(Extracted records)
┌──

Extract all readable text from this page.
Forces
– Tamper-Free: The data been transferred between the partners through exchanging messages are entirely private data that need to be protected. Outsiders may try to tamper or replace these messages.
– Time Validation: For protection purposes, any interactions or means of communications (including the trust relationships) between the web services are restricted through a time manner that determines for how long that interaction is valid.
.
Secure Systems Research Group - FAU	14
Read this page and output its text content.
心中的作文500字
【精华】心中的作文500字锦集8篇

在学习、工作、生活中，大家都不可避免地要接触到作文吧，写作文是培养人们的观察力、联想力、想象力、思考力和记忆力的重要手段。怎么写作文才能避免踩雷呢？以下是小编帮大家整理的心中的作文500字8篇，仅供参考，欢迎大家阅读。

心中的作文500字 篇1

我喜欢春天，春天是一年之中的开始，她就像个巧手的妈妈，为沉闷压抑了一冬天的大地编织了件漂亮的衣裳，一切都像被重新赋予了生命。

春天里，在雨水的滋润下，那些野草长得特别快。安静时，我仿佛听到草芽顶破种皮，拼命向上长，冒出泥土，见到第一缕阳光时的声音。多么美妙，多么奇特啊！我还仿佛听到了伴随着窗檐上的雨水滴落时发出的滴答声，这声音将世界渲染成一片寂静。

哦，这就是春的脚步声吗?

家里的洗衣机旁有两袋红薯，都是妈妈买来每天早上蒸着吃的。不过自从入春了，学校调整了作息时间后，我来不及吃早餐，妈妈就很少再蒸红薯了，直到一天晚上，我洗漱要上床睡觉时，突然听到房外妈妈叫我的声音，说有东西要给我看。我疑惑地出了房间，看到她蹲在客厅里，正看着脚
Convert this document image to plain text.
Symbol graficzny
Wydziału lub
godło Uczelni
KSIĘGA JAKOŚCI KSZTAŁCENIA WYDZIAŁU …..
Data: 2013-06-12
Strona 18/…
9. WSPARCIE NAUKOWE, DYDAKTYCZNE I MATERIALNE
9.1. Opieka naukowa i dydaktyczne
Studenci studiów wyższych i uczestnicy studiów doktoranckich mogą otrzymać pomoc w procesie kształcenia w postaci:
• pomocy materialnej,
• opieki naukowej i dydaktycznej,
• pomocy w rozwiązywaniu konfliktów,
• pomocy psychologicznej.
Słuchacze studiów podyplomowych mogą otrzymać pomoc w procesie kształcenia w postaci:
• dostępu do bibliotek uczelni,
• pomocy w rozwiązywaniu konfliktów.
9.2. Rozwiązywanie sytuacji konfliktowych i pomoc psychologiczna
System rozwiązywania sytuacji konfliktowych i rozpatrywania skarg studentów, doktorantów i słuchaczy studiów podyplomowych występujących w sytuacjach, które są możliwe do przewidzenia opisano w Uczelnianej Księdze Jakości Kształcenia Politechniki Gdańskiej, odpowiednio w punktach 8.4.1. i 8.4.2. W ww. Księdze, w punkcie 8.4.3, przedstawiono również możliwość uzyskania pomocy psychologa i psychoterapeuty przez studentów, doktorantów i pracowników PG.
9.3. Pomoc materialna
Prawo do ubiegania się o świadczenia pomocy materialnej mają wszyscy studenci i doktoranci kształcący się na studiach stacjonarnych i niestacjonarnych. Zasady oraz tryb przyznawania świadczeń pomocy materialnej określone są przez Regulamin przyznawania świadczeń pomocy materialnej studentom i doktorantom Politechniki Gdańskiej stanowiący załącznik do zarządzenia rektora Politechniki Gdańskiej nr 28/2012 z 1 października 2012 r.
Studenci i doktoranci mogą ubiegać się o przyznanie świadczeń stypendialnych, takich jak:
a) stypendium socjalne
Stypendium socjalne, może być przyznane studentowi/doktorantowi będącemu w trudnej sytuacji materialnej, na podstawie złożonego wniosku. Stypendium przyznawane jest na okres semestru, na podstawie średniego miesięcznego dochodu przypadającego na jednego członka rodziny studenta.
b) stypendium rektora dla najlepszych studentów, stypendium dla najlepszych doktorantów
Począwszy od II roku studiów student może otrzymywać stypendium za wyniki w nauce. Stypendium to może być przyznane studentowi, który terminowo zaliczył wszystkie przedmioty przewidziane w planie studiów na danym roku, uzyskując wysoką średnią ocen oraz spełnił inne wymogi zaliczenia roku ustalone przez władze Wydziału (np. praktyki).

└──

**DESCRIPTION OF THE TASK**
Look through the entries above and report each line where the string "sytuacji" occurs.

**REPLY**
9.2. Rozwiązywanie sytuacji konfliktowych i pomoc psychologiczna
System rozwiązywania sytuacji konfliktowych i rozpatrywania skarg studentów, doktorantów i słuchaczy studiów podyplomowych występujących w sytuacjach, które są możliwe do przewidzenia opisano w Uczelnianej Księdze Jakości Kształcenia Politechniki Gdańskiej, odpowiednio w punktach 8.4.1. i 8.4.2. W ww. Księdze, w punkcie 8.4.3, przedstawiono również możliwość uzyskania pomocy psychologa i psychoterapeuty przez studentów, doktorantów i pracowników PG.
Stypendium socjalne, może być przyznane studentowi/doktorantowi będącemu w trudnej sytuacji materialnej, na podstawie złożonego wniosku. Stypendium przyznawane jest na okres semestru, na podstawie średniego miesięcznego dochodu przypadającego na jednego członka rodziny studenta.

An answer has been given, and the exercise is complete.